**WHAT IS NEEDED**
Look through the material below and show every line with the word "organization".

**INFORMATION PROVIDED**
-=-=-

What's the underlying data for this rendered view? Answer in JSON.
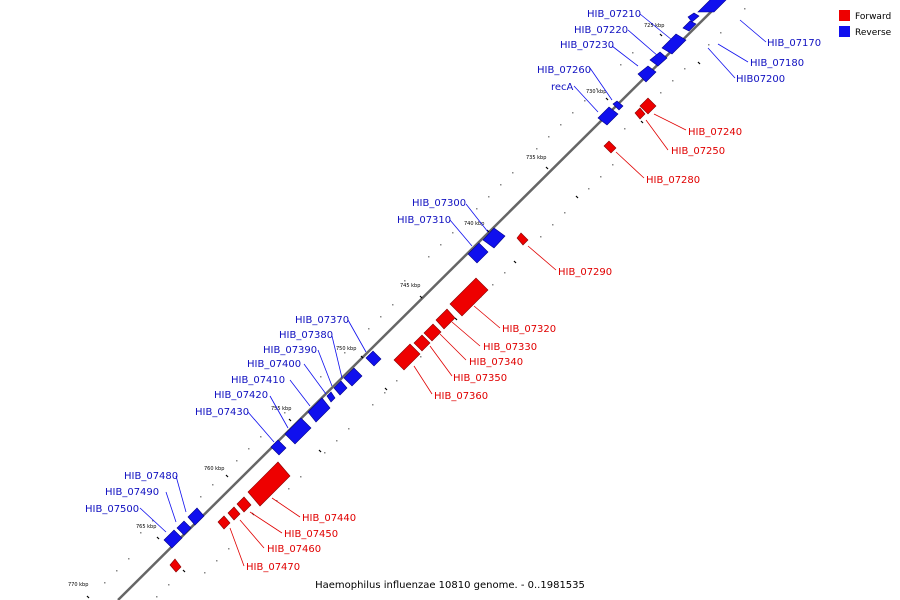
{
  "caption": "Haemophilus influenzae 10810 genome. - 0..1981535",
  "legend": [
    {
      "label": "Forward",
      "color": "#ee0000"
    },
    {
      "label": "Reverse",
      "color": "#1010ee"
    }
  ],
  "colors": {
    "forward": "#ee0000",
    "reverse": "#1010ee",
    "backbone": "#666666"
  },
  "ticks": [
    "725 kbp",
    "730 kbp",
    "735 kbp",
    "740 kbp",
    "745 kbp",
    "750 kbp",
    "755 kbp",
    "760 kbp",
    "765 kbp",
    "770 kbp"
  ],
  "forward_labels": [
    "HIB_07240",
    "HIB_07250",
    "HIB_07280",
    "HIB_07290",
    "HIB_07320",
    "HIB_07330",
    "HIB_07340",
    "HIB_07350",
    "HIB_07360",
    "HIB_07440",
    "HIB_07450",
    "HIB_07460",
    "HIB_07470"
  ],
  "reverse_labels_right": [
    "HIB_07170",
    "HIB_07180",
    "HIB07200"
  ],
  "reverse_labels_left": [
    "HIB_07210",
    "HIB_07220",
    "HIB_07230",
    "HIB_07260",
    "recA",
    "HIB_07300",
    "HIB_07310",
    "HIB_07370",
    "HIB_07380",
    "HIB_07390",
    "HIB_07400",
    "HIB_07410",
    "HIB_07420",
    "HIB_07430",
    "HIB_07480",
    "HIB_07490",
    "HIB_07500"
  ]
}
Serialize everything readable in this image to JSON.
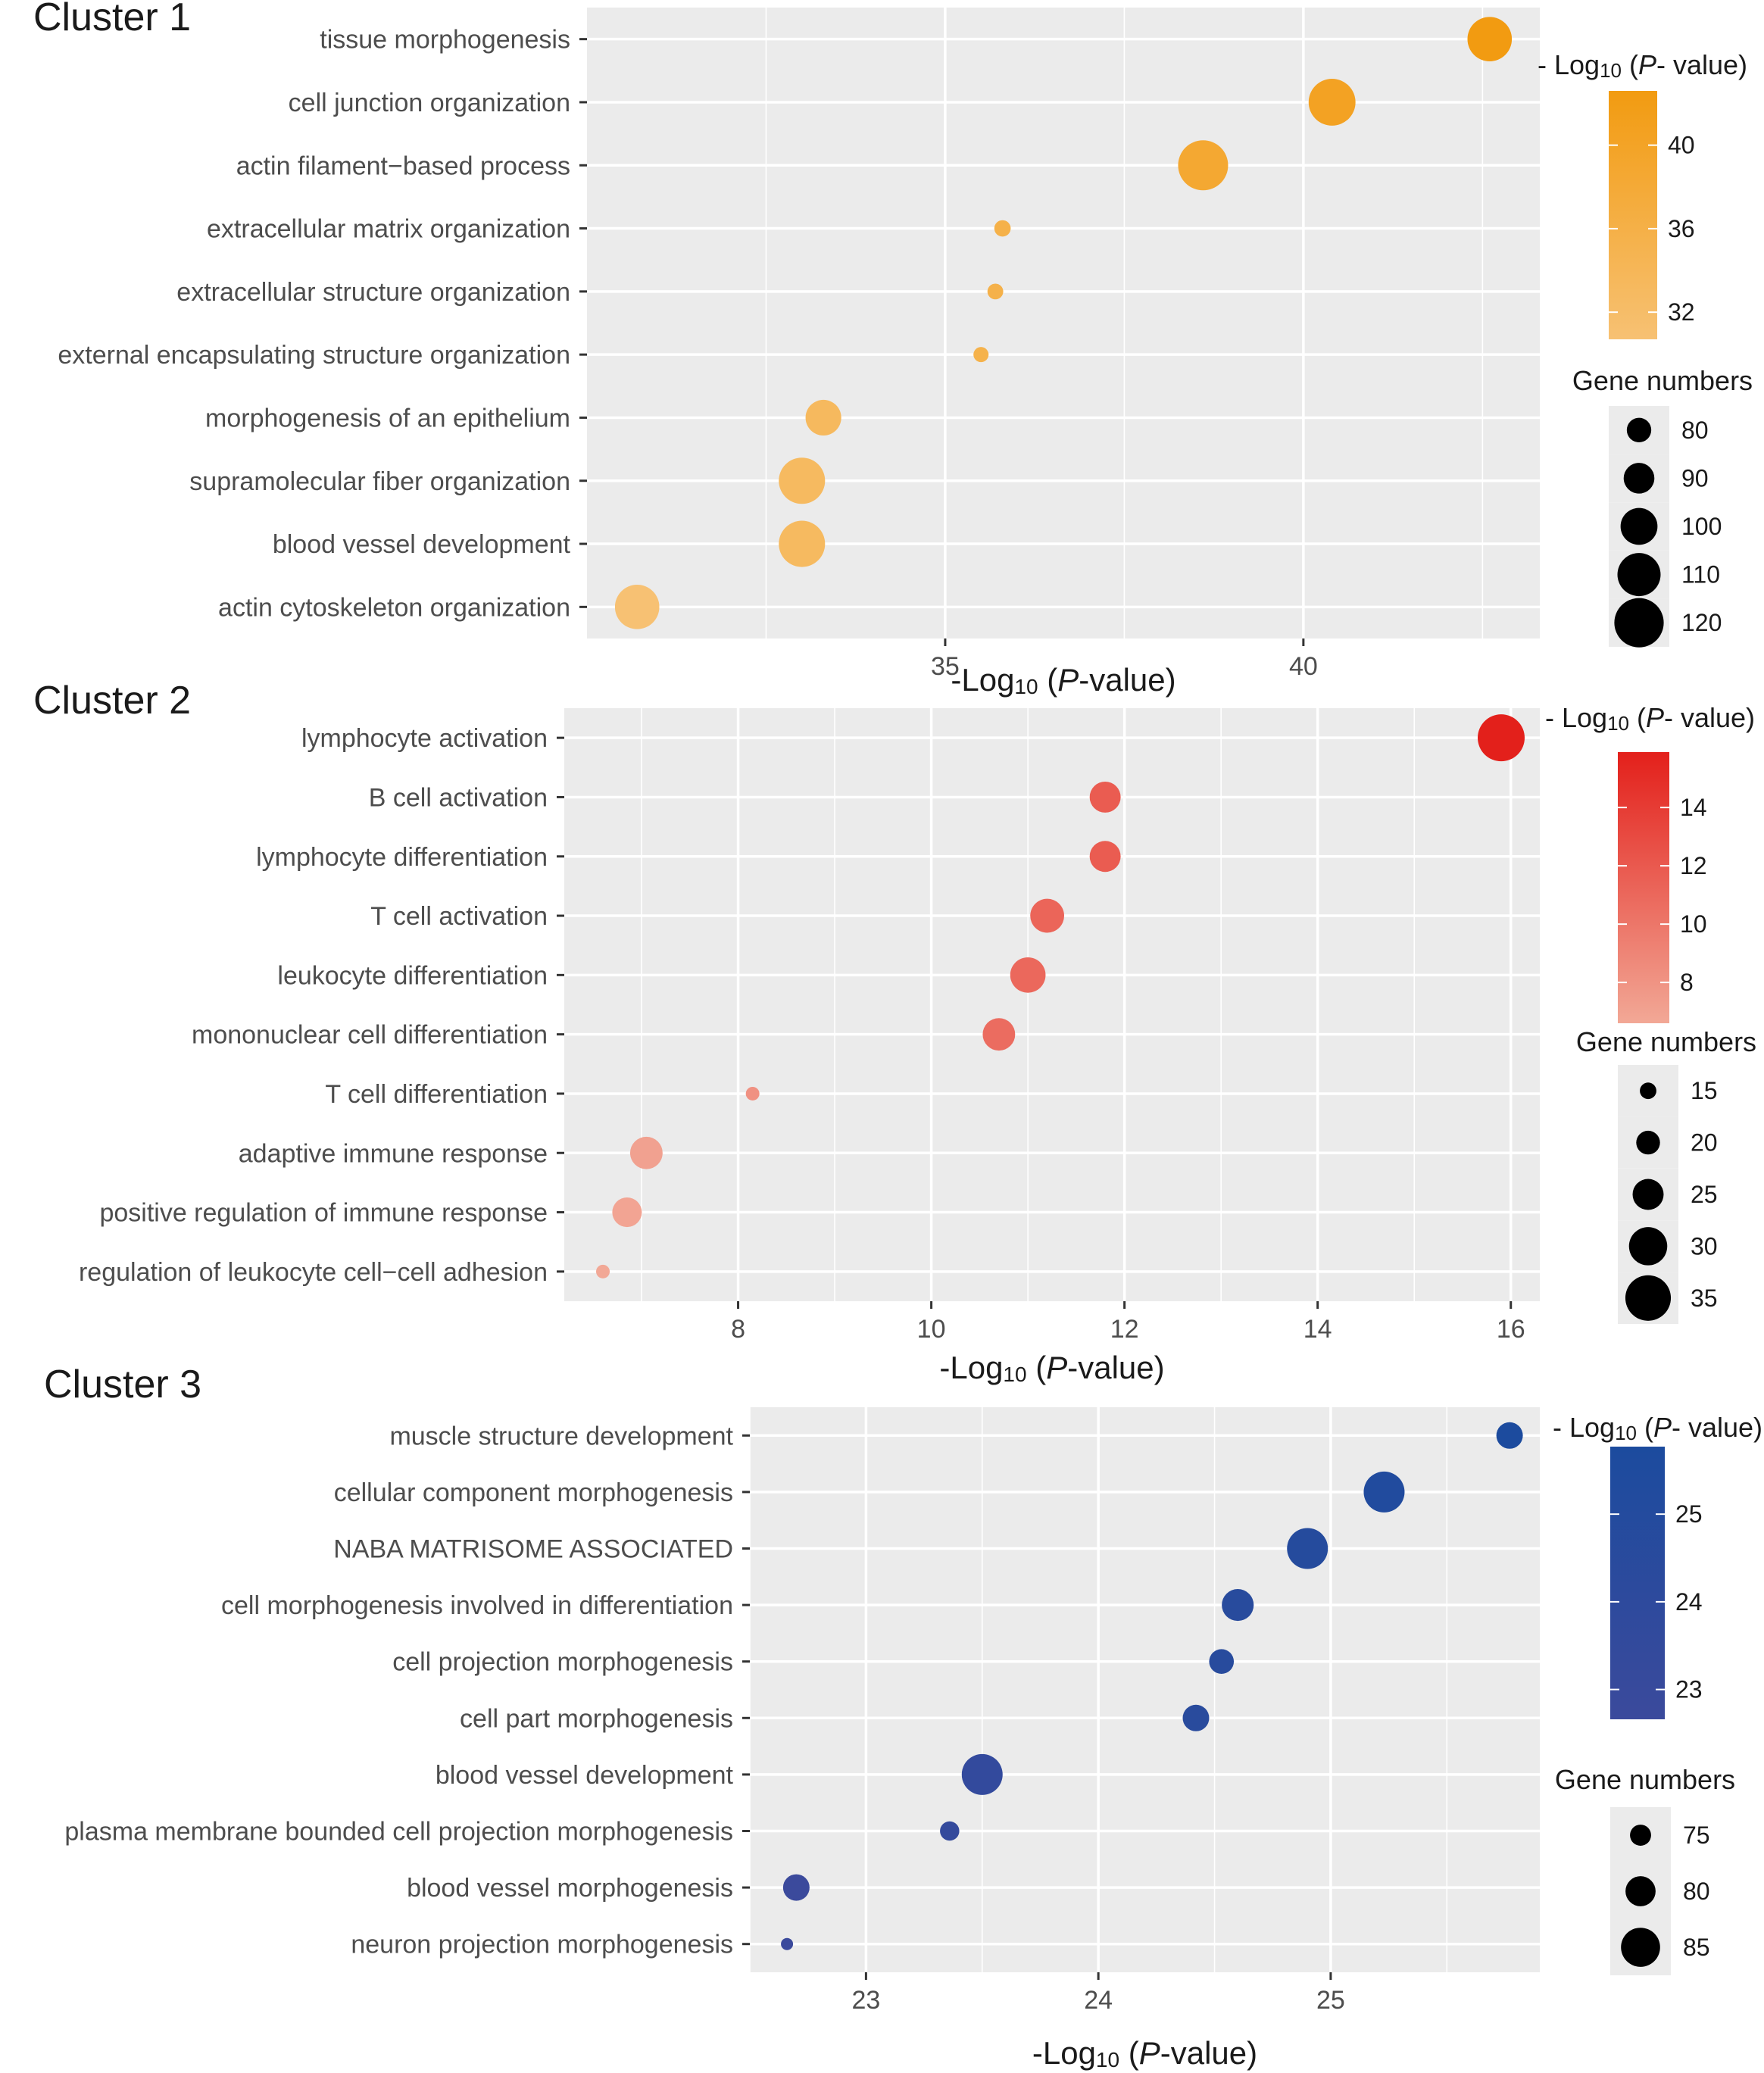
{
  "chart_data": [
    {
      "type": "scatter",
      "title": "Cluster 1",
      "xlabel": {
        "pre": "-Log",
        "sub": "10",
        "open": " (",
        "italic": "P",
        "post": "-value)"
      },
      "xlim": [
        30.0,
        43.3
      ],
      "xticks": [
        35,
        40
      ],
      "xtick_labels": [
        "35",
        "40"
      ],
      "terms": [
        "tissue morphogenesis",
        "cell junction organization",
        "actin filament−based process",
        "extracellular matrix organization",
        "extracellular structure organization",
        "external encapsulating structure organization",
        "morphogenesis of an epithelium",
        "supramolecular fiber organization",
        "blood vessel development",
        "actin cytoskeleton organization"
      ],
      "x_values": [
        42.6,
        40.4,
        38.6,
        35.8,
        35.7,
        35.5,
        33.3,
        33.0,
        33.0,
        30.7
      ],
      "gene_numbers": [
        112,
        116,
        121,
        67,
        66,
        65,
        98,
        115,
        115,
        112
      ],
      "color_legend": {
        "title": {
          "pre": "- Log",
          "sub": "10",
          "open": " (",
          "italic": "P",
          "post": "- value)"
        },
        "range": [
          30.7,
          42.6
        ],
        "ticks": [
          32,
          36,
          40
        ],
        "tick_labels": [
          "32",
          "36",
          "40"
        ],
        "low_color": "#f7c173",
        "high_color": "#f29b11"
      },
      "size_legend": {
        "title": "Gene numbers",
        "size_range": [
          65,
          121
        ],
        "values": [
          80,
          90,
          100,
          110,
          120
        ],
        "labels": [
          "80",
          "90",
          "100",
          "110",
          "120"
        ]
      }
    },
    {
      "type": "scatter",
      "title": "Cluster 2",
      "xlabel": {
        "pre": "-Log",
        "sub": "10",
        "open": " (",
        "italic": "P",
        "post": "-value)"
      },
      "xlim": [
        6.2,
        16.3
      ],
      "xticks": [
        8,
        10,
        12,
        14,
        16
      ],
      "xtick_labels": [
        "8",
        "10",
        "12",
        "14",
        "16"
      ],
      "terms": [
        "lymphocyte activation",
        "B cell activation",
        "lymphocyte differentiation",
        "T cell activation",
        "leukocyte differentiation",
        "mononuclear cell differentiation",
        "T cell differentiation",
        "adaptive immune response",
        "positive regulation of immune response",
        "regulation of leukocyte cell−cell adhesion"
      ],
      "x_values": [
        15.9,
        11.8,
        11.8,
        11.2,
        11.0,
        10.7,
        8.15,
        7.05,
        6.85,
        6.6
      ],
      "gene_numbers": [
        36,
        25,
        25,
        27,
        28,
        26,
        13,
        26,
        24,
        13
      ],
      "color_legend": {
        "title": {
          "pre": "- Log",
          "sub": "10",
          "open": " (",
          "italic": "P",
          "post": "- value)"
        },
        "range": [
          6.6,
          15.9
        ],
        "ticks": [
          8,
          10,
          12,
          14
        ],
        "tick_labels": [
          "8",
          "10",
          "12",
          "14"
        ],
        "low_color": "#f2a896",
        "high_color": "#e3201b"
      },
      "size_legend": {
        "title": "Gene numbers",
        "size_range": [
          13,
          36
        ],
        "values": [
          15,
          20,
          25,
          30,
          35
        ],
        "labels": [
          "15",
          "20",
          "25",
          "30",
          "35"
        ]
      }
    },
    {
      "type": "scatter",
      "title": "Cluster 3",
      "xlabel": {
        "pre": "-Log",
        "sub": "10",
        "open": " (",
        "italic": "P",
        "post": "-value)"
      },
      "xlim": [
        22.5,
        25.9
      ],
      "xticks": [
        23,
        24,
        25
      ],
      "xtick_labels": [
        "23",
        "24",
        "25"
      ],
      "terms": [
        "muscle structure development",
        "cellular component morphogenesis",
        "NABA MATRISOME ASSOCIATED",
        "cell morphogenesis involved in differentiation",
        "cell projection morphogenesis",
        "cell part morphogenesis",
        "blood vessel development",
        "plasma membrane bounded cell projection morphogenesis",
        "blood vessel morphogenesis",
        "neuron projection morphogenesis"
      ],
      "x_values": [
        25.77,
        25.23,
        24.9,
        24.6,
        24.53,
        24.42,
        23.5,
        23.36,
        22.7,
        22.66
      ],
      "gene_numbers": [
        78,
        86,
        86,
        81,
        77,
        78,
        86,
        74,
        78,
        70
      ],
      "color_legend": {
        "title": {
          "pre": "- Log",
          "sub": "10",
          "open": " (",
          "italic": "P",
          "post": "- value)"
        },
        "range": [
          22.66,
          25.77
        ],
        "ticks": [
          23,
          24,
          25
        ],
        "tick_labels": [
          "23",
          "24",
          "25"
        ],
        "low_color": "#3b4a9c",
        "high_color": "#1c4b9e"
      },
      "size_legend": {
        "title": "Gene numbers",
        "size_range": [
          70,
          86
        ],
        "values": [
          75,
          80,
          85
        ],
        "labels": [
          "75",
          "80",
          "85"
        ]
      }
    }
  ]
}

-=-=-

**RESPONSE TO THE EXERCISE**
        "cell junction organization",
        "extracellular matrix organization",
        "extracellular structure organization",
        "external encapsulating structure organization",
        "supramolecular fiber organization",
        "actin cytoskeleton organization"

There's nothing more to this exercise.